▶ _Required task a_: Could you copy the listing word for word, from its first line through the line containing "row-label-electrical: 电气参数 xyxy=(5,1251,287,1373)"?

▶ _Provided passage_:
++++++

# Durango to Moab...



## mtec (Sep 23, 2010)

Has anyone done Durango-Moab with the San Juan Hut System?

Considering this for the summer, and would like to hear opinions from anyone who's done it in the past. 

:thumbsup:


----------



## dp2315 (Aug 22, 2005)

I have not personally done the hut to hut, but am planning a trip with some friends this summer as well. I good friend of mine did it 2 summers ago and he raves about how awesome it was. Looking at the pics he took i can say it looks phenomenal. He did say it was pretty warm when he went (July) but he also said it was the best bike trip he's ever done, and coming from him it must be good, this guy takes trips everywhere. He said there was way more food in the cabins than he expected with a real good selection. I'm looking forward to this trip and hoping to have as good of time as my buddy did his first go around.


----------



## campredcloudbikes (Feb 22, 2008)

I haven't done it... but here's a challenge for somebody crazier than me.

Grand Junction via Tabeguache Trail to Montrose. Ride road for a while to catch the Alpine Plateau dirt road towards Lake City. Ride more road then get up on the CT at Spring Creek pass. Ride the CT to Durango. Ride the Durango to Moab hut trail. Ride the Kokopelli trail back to Grand Junction.

++++++

▶ _Records for the exercise_:
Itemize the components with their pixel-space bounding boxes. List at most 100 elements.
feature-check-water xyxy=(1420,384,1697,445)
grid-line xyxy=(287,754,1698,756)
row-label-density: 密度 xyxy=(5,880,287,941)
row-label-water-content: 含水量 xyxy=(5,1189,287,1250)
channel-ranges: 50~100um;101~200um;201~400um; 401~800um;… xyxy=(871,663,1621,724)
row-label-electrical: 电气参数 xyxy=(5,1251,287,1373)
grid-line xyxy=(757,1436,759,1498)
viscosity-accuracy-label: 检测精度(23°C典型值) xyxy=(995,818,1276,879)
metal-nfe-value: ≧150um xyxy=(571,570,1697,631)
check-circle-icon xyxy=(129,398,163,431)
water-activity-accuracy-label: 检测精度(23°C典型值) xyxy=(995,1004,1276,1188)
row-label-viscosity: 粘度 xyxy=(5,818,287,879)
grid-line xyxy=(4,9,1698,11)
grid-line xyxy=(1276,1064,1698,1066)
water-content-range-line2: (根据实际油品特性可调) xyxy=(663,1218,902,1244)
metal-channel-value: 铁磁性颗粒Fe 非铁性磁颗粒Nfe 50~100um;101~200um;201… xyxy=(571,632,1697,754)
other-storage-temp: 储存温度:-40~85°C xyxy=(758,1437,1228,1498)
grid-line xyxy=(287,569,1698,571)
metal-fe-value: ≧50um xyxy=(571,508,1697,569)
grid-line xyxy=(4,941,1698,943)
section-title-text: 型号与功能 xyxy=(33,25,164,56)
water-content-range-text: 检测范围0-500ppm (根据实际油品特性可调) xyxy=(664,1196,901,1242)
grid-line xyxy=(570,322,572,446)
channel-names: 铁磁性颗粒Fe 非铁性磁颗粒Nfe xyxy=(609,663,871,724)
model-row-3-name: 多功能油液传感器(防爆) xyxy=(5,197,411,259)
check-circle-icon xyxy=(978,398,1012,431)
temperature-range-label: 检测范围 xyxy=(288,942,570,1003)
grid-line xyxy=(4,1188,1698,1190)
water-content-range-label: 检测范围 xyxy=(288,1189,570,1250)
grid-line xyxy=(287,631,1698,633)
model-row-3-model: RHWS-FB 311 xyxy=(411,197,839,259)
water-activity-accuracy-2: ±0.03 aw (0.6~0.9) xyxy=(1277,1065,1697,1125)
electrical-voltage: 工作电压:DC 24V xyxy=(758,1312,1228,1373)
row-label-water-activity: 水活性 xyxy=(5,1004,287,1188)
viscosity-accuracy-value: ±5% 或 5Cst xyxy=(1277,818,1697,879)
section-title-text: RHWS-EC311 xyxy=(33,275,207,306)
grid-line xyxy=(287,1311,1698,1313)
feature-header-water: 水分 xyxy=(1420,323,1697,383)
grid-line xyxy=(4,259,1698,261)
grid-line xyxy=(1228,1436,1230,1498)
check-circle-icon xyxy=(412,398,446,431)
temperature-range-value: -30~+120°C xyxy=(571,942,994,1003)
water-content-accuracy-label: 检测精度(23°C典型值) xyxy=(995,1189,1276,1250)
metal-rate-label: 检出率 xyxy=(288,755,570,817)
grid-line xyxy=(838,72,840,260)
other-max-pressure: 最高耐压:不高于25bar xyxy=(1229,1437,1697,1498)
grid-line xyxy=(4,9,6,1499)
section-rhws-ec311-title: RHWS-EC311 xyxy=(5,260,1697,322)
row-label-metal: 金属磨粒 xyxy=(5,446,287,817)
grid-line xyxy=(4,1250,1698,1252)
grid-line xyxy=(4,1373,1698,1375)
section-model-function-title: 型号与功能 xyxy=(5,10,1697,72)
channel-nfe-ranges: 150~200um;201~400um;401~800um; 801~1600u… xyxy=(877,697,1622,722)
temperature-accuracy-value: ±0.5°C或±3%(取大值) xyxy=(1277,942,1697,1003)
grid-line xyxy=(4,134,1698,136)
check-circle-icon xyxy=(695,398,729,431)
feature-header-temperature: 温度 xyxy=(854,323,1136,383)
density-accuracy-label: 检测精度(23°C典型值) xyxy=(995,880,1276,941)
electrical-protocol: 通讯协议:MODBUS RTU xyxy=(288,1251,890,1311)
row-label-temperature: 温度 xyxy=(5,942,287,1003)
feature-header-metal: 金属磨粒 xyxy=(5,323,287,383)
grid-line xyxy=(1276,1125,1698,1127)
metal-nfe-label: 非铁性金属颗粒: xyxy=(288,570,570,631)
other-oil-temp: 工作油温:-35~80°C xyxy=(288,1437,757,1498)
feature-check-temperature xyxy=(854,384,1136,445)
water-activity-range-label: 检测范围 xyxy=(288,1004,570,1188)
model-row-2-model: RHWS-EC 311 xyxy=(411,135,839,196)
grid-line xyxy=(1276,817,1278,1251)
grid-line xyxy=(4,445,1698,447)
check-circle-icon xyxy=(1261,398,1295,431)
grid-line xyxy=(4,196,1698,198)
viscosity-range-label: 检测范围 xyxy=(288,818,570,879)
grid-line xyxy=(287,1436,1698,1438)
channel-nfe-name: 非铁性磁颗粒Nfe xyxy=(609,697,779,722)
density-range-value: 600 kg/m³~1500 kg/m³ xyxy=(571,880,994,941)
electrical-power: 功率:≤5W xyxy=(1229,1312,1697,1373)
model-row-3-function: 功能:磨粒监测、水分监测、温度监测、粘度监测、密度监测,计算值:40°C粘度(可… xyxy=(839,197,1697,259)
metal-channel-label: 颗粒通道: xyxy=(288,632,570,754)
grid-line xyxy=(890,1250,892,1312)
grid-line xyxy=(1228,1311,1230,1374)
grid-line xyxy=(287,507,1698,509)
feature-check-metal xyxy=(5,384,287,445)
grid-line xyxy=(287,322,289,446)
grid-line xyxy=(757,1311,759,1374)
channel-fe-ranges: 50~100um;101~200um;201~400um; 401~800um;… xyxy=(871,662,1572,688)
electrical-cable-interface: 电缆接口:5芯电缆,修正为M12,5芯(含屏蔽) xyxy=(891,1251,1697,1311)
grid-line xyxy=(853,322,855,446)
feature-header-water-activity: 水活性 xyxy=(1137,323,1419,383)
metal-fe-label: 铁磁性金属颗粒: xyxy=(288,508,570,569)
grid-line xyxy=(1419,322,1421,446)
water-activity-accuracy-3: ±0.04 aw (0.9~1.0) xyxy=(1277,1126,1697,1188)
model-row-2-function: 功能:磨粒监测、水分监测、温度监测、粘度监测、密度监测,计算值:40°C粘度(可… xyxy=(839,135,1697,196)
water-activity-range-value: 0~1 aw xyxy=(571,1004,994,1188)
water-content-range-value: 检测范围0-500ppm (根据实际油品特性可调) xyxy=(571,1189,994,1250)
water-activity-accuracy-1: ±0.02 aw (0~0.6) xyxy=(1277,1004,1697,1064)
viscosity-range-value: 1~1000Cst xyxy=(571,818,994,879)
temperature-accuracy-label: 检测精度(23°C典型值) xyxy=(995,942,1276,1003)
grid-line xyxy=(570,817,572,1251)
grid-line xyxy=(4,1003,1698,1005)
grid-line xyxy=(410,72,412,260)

++++++

▶ _Required task b_: Can you repeat the passage of the Durango-to-Moab thread from "Has anyone done" to "in the past." verbatim?

▶ _Written answer a_:
Itemize the components with their pixel-space bounding boxes. List at most 100 elements.
feature-check-water xyxy=(1420,384,1697,445)
grid-line xyxy=(287,754,1698,756)
row-label-density: 密度 xyxy=(5,880,287,941)
row-label-water-content: 含水量 xyxy=(5,1189,287,1250)
channel-ranges: 50~100um;101~200um;201~400um; 401~800um;… xyxy=(871,663,1621,724)
row-label-electrical: 电气参数 xyxy=(5,1251,287,1373)

▶ _Written answer b_:
Has anyone done Durango-Moab with the San Juan Hut System?

Considering this for the summer, and would like to hear opinions from anyone who's done it in the past.